- **INFORMATION GIVEN**
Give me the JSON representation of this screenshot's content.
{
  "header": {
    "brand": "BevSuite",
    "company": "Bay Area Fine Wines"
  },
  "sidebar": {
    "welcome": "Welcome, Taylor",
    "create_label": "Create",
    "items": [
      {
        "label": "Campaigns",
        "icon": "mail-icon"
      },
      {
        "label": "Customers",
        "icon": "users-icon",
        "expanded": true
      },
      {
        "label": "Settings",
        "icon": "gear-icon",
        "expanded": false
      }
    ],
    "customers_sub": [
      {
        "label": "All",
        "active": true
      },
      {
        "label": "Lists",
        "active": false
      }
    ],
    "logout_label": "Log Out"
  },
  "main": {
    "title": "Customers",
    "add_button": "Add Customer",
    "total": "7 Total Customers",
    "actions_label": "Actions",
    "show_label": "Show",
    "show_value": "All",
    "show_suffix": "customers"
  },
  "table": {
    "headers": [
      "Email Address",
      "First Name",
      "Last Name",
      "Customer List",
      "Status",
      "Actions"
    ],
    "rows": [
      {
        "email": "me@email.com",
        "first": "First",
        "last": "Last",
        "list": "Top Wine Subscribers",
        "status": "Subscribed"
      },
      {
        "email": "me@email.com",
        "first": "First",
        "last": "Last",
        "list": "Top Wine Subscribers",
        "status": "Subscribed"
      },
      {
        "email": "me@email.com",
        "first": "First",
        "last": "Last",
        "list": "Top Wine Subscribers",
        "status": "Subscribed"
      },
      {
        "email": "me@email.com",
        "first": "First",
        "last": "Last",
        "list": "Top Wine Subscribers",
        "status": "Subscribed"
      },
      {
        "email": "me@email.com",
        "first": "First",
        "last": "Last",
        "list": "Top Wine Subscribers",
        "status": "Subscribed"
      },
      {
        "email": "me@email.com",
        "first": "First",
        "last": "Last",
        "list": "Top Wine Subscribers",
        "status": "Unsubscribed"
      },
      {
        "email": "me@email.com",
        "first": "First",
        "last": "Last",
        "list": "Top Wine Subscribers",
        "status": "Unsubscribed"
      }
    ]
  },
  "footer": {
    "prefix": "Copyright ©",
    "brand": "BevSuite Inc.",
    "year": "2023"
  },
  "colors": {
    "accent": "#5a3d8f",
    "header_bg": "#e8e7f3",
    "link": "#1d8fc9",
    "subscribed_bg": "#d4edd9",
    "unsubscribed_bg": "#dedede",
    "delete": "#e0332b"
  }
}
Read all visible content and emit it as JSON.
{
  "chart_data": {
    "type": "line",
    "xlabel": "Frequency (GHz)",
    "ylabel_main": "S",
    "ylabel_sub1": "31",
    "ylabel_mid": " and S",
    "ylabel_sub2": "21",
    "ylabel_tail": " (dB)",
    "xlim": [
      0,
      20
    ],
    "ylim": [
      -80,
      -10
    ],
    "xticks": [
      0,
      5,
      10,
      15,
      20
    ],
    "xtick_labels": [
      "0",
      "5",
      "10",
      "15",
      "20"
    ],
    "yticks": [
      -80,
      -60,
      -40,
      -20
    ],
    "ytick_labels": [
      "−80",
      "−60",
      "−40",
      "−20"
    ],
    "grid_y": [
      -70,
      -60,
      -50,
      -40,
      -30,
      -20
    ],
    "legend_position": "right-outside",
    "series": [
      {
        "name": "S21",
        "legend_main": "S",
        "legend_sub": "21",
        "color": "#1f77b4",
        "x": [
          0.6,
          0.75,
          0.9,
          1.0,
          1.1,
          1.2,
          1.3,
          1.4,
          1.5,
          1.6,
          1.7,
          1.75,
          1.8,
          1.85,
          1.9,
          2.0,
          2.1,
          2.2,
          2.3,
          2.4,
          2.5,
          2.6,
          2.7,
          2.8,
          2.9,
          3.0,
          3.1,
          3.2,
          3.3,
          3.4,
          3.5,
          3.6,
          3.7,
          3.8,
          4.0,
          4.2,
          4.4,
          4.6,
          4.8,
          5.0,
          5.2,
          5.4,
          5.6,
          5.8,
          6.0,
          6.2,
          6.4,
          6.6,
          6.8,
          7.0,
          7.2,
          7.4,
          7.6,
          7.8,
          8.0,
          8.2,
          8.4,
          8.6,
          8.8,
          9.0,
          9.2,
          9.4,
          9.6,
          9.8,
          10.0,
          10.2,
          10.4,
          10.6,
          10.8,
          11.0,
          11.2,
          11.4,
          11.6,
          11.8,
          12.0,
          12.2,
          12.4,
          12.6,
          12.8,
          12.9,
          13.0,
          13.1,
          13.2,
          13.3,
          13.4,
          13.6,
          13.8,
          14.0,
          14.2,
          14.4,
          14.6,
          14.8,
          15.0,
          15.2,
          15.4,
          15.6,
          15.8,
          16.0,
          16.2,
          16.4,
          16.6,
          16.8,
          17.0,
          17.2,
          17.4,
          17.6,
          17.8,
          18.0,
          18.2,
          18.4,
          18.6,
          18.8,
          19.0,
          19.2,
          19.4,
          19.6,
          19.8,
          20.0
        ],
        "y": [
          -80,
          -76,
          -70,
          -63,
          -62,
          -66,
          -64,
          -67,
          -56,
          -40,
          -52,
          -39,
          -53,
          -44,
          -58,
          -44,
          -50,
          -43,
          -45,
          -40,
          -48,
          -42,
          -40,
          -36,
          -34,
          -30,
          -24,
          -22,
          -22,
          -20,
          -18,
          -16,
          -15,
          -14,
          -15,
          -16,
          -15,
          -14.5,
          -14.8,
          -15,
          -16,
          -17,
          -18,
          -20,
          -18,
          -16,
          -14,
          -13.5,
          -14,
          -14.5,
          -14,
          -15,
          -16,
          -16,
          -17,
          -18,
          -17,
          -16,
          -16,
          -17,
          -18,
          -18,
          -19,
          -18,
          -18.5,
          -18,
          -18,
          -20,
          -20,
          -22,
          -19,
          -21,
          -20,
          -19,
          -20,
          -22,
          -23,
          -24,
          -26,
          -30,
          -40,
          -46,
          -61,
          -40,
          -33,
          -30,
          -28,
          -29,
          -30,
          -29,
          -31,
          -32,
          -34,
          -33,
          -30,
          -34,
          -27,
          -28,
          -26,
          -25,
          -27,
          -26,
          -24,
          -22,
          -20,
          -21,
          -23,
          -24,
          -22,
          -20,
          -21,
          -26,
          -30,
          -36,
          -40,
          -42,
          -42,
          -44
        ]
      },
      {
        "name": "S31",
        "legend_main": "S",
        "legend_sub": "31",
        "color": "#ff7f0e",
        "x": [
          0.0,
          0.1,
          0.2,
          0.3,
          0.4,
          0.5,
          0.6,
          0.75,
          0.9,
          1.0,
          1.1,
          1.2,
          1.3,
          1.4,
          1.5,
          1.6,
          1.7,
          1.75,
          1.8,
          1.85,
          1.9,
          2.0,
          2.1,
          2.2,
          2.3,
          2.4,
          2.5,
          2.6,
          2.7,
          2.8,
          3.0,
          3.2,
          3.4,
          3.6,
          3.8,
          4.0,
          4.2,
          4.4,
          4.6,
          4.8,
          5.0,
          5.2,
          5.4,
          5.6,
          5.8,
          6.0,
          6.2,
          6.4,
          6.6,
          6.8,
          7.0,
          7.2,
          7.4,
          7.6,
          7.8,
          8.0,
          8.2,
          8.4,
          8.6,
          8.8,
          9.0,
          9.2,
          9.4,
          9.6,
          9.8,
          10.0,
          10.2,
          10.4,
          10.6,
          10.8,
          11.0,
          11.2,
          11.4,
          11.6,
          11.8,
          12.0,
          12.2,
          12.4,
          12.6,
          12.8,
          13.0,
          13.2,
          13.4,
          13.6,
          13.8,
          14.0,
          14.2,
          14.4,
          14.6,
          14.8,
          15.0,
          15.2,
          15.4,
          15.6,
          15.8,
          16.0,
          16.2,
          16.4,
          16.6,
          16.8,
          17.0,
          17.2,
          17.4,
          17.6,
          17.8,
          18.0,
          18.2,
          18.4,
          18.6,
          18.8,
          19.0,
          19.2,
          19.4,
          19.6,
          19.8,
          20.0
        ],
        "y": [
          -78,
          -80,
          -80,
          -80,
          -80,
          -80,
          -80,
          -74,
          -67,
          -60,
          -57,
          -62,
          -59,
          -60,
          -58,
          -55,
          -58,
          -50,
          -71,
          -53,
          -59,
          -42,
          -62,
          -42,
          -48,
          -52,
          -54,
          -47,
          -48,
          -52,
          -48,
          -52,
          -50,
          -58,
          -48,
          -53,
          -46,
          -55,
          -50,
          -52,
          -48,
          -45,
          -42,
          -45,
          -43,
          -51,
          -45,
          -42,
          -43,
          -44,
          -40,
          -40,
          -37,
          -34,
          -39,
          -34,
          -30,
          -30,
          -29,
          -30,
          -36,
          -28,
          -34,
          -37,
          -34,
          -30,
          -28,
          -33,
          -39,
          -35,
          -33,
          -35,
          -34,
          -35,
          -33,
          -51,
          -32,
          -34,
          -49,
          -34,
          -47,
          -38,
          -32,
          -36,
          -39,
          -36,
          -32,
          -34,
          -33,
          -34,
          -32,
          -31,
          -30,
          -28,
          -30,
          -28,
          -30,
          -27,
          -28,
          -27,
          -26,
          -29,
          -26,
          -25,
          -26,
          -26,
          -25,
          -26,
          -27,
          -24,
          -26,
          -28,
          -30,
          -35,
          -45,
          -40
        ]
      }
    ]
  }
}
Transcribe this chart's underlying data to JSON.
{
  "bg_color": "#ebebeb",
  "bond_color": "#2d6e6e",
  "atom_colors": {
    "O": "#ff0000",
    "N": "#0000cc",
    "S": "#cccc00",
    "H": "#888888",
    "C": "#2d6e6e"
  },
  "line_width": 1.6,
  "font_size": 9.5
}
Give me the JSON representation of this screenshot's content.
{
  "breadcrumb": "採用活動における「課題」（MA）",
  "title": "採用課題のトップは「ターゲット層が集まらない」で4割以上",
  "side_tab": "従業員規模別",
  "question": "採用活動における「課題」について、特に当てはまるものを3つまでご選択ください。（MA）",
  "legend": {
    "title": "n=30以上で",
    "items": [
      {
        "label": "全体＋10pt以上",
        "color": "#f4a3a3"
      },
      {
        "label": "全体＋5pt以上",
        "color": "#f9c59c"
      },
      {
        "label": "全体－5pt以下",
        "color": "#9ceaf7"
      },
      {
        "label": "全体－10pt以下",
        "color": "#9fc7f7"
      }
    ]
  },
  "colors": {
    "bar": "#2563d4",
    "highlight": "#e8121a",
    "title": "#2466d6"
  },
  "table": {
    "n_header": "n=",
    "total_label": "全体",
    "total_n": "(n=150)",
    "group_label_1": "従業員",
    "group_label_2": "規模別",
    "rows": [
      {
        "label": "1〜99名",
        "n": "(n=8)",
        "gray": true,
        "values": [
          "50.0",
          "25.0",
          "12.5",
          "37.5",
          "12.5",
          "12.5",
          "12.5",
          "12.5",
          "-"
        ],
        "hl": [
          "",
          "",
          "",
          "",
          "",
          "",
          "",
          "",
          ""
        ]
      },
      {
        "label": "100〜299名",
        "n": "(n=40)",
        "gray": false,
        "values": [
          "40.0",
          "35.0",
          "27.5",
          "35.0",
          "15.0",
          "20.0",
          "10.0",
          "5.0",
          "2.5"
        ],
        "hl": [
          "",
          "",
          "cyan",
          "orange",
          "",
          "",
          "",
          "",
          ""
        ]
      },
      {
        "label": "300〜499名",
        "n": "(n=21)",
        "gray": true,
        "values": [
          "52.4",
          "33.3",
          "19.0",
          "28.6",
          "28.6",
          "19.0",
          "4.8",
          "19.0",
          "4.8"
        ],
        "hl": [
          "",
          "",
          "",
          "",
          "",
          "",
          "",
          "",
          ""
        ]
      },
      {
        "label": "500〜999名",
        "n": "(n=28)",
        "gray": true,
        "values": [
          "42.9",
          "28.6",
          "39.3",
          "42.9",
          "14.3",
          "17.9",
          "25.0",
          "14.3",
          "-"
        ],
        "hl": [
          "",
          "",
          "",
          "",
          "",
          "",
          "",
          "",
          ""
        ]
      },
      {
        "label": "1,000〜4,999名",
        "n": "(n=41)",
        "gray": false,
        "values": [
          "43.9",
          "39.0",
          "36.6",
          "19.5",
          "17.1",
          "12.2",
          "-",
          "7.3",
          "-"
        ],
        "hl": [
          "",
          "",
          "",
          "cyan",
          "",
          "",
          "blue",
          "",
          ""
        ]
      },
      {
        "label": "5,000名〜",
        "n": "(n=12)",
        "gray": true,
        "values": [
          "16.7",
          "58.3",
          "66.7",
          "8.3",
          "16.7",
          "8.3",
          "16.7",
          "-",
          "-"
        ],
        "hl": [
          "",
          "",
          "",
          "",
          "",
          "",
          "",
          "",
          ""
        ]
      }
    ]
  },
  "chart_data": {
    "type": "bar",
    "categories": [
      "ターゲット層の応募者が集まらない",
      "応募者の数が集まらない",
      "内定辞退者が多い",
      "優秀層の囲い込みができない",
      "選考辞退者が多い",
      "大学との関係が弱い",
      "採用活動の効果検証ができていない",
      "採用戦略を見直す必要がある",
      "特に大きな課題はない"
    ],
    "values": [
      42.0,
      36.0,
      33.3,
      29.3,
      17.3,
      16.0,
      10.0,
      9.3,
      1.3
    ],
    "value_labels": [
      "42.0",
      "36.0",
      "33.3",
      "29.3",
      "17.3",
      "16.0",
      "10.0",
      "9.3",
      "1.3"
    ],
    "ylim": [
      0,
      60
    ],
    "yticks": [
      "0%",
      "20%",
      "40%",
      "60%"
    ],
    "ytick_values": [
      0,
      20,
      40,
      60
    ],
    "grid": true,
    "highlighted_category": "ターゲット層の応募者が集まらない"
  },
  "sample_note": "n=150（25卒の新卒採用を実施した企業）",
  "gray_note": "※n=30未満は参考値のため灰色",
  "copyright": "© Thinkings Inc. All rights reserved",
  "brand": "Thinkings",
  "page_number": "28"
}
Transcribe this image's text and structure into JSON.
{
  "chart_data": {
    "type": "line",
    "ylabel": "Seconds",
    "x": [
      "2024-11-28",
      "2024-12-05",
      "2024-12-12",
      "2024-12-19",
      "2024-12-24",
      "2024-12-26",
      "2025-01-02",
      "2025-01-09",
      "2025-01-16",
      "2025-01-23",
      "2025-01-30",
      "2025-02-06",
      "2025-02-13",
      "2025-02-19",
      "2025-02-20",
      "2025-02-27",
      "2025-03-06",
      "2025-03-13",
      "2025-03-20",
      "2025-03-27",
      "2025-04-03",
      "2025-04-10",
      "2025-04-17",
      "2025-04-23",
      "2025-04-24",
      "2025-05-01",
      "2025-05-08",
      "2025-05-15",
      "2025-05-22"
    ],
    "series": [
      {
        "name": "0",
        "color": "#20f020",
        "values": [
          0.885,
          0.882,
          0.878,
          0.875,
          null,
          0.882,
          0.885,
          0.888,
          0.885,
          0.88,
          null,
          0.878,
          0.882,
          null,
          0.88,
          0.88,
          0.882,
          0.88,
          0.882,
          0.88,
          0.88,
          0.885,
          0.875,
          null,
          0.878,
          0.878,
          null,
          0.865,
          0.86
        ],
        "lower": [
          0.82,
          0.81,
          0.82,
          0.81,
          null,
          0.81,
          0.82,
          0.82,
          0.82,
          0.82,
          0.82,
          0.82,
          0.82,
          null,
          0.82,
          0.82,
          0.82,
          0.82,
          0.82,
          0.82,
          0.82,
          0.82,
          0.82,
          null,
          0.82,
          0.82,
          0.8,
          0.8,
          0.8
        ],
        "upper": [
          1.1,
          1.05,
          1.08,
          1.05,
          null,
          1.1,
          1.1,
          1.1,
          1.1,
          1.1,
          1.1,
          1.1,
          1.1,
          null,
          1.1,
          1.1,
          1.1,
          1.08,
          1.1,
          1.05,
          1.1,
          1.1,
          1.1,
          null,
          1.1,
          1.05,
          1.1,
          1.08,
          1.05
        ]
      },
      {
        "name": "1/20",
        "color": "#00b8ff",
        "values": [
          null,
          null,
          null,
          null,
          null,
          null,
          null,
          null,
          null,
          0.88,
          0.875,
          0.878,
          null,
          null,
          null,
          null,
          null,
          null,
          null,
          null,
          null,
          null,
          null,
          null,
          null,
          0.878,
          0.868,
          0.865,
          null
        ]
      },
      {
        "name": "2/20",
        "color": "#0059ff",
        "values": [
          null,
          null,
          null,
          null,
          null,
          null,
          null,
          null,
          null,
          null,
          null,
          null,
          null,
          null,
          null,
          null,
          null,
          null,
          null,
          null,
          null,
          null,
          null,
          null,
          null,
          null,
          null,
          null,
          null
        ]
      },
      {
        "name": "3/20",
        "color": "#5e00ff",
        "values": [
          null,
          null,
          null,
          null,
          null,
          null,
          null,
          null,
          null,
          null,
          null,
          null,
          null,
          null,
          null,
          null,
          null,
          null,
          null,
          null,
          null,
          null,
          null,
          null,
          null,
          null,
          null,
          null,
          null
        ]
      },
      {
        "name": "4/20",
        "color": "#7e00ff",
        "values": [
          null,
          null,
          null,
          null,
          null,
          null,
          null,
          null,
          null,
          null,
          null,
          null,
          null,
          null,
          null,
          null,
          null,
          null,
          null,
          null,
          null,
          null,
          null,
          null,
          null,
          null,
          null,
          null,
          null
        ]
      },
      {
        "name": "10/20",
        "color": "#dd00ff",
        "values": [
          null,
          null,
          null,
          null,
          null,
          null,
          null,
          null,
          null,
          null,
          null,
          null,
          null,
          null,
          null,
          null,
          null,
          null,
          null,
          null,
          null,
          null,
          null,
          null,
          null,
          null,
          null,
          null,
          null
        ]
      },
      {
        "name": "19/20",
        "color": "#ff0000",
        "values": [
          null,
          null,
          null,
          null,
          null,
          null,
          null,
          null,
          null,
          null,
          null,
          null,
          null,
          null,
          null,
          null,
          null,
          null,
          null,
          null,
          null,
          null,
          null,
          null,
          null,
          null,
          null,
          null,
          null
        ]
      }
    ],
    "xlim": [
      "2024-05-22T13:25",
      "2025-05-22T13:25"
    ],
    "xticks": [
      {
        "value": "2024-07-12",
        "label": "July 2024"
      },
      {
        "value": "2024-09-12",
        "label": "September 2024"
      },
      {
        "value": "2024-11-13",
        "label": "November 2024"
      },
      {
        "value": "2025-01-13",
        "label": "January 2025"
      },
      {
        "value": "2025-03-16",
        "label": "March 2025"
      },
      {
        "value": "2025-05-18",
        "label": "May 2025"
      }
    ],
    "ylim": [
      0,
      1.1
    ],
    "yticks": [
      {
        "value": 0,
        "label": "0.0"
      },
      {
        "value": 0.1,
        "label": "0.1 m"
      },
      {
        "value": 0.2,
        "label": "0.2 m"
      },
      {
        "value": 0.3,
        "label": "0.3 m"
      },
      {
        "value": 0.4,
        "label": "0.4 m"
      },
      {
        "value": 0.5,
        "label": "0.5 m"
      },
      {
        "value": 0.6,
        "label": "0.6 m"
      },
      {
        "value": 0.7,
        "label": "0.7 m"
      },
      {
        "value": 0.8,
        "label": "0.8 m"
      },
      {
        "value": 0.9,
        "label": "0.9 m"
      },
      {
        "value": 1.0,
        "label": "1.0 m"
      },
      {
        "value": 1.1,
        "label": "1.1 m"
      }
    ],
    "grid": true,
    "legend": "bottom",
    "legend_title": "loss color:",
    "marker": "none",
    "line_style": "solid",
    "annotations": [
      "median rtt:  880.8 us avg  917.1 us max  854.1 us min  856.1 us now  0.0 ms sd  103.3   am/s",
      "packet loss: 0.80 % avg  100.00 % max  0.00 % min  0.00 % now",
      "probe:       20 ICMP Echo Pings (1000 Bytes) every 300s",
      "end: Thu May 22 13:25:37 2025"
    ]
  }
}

- **CHALLENGE**
Filter the records, keeping only lines that contain "JSON", and show those lines.

- **RESULT BELOW**
Give me the JSON representation of this screenshot's content.
Read all visible content and emit it as JSON.
Transcribe this chart's underlying data to JSON.
Give me the JSON representation of this screenshot's content.
Transcribe this image's text and structure into JSON.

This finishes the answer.